**WHAT NEEDS TO BE DONE:** Look through the data below. Pick out the lines holding the string "حفاری".

** start INFORMATION PROVIDED **

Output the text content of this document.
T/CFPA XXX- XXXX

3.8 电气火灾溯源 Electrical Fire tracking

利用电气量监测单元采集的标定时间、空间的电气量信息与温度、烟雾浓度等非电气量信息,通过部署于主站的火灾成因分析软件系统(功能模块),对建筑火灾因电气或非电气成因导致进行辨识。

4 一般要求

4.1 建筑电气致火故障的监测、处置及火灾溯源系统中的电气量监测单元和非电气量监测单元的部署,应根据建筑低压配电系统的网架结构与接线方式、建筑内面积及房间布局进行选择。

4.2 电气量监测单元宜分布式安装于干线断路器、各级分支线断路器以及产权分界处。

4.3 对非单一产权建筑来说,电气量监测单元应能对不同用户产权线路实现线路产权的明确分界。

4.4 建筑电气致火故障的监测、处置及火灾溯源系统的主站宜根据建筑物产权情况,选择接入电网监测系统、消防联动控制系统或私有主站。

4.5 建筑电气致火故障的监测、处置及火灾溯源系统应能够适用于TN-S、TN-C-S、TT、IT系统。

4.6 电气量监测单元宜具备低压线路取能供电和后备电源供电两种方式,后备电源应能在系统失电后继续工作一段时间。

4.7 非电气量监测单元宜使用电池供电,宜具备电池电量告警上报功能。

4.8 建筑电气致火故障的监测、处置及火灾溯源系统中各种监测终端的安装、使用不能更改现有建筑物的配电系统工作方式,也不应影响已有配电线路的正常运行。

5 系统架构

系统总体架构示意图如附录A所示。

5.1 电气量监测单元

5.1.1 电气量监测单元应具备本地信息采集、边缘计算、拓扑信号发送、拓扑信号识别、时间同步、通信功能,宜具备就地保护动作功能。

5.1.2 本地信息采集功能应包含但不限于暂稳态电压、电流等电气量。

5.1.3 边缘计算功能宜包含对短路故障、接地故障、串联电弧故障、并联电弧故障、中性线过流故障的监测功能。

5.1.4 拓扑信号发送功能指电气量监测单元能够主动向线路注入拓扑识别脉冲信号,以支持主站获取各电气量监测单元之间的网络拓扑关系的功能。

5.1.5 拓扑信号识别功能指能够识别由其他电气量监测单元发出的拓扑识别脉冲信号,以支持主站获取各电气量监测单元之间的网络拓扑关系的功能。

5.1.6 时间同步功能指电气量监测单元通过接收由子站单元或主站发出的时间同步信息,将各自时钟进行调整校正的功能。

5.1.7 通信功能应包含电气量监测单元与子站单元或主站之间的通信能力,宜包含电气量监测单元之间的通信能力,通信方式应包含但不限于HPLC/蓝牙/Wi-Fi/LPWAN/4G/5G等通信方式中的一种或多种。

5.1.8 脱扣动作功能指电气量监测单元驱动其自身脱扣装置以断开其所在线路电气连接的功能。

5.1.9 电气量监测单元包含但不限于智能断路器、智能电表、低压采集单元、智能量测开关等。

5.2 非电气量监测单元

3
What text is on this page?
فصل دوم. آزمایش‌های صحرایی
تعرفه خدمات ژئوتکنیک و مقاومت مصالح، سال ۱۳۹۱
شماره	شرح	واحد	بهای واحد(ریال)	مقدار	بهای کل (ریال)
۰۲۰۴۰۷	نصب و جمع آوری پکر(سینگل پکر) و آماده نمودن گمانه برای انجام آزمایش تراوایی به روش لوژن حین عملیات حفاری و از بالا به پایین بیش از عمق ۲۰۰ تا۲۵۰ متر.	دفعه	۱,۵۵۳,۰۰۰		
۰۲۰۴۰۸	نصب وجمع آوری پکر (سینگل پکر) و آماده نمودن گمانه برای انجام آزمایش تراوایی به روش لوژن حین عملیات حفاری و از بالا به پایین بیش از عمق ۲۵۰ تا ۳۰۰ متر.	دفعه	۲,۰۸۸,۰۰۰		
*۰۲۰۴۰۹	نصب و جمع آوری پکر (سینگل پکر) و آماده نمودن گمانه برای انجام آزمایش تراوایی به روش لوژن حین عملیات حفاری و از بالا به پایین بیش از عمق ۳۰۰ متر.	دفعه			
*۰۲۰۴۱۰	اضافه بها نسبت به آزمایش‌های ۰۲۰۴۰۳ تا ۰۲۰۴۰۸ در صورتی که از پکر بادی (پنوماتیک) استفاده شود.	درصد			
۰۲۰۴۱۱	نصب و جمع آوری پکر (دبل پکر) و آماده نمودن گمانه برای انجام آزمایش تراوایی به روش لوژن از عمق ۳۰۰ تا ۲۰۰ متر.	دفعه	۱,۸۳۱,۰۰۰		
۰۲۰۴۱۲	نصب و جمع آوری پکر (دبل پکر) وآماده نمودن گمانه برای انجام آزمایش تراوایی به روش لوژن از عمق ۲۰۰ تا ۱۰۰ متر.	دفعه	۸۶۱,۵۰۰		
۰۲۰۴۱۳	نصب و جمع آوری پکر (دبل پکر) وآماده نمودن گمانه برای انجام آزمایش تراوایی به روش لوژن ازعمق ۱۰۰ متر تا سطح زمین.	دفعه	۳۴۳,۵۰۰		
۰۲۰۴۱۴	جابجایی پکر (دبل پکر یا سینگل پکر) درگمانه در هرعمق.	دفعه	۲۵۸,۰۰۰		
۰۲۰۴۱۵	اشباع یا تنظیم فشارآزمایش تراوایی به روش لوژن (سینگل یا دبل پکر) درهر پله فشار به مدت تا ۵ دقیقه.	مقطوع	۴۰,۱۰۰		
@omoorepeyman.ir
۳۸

** end INFORMATION PROVIDED **

**RESULT FOR THIS TASK:**
۰۲۰۴۰۷	نصب و جمع آوری پکر(سینگل پکر) و آماده نمودن گمانه برای انجام آزمایش تراوایی به روش لوژن حین عملیات حفاری و از بالا به پایین بیش از عمق ۲۰۰ تا۲۵۰ متر.	دفعه	۱,۵۵۳,۰۰۰		
۰۲۰۴۰۸	نصب وجمع آوری پکر (سینگل پکر) و آماده نمودن گمانه برای انجام آزمایش تراوایی به روش لوژن حین عملیات حفاری و از بالا به پایین بیش از عمق ۲۵۰ تا ۳۰۰ متر.	دفعه	۲,۰۸۸,۰۰۰		
*۰۲۰۴۰۹	نصب و جمع آوری پکر (سینگل پکر) و آماده نمودن گمانه برای انجام آزمایش تراوایی به روش لوژن حین عملیات حفاری و از بالا به پایین بیش از عمق ۳۰۰ متر.	دفعه			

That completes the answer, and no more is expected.